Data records
-- begin --
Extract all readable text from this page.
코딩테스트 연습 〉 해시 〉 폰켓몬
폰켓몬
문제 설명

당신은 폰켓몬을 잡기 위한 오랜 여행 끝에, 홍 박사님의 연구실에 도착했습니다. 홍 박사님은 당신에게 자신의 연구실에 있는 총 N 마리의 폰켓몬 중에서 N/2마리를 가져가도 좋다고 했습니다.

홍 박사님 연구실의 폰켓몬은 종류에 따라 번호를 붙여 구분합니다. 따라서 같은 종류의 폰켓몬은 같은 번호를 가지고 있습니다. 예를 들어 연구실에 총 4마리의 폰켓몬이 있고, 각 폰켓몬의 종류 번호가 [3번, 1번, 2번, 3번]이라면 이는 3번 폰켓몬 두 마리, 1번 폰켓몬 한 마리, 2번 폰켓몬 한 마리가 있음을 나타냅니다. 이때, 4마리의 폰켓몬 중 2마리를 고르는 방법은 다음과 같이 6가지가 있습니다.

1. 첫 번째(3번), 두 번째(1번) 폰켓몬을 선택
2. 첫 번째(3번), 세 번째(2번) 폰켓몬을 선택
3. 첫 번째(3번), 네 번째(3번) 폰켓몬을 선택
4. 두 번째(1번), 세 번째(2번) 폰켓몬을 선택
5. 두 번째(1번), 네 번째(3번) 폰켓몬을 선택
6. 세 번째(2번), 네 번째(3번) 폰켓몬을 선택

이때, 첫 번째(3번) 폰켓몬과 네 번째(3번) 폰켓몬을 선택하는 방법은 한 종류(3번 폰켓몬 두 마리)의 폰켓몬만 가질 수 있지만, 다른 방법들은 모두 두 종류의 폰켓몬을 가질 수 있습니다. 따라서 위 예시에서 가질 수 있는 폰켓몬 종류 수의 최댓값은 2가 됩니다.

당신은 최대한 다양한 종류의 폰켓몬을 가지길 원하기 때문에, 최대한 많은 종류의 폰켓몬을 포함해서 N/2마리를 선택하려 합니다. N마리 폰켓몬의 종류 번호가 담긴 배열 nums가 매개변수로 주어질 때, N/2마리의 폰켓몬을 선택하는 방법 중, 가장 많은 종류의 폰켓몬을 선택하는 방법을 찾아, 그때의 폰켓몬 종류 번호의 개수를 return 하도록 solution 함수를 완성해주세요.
-- end --
= Challenge =
Repeat the records above exactly.

= Written response =
Extract all readable text from this page.
코딩테스트 연습 〉 해시 〉 폰켓몬
폰켓몬
문제 설명

당신은 폰켓몬을 잡기 위한 오랜 여행 끝에, 홍 박사님의 연구실에 도착했습니다. 홍 박사님은 당신에게 자신의 연구실에 있는 총 N 마리의 폰켓몬 중에서 N/2마리를 가져가도 좋다고 했습니다.

홍 박사님 연구실의 폰켓몬은 종류에 따라 번호를 붙여 구분합니다. 따라서 같은 종류의 폰켓몬은 같은 번호를 가지고 있습니다. 예를 들어 연구실에 총 4마리의 폰켓몬이 있고, 각 폰켓몬의 종류 번호가 [3번, 1번, 2번, 3번]이라면 이는 3번 폰켓몬 두 마리, 1번 폰켓몬 한 마리, 2번 폰켓몬 한 마리가 있음을 나타냅니다. 이때, 4마리의 폰켓몬 중 2마리를 고르는 방법은 다음과 같이 6가지가 있습니다.

1. 첫 번째(3번), 두 번째(1번) 폰켓몬을 선택
2. 첫 번째(3번), 세 번째(2번) 폰켓몬을 선택
3. 첫 번째(3번), 네 번째(3번) 폰켓몬을 선택
4. 두 번째(1번), 세 번째(2번) 폰켓몬을 선택
5. 두 번째(1번), 네 번째(3번) 폰켓몬을 선택
6. 세 번째(2번), 네 번째(3번) 폰켓몬을 선택

이때, 첫 번째(3번) 폰켓몬과 네 번째(3번) 폰켓몬을 선택하는 방법은 한 종류(3번 폰켓몬 두 마리)의 폰켓몬만 가질 수 있지만, 다른 방법들은 모두 두 종류의 폰켓몬을 가질 수 있습니다. 따라서 위 예시에서 가질 수 있는 폰켓몬 종류 수의 최댓값은 2가 됩니다.

당신은 최대한 다양한 종류의 폰켓몬을 가지길 원하기 때문에, 최대한 많은 종류의 폰켓몬을 포함해서 N/2마리를 선택하려 합니다. N마리 폰켓몬의 종류 번호가 담긴 배열 nums가 매개변수로 주어질 때, N/2마리의 폰켓몬을 선택하는 방법 중, 가장 많은 종류의 폰켓몬을 선택하는 방법을 찾아, 그때의 폰켓몬 종류 번호의 개수를 return 하도록 solution 함수를 완성해주세요.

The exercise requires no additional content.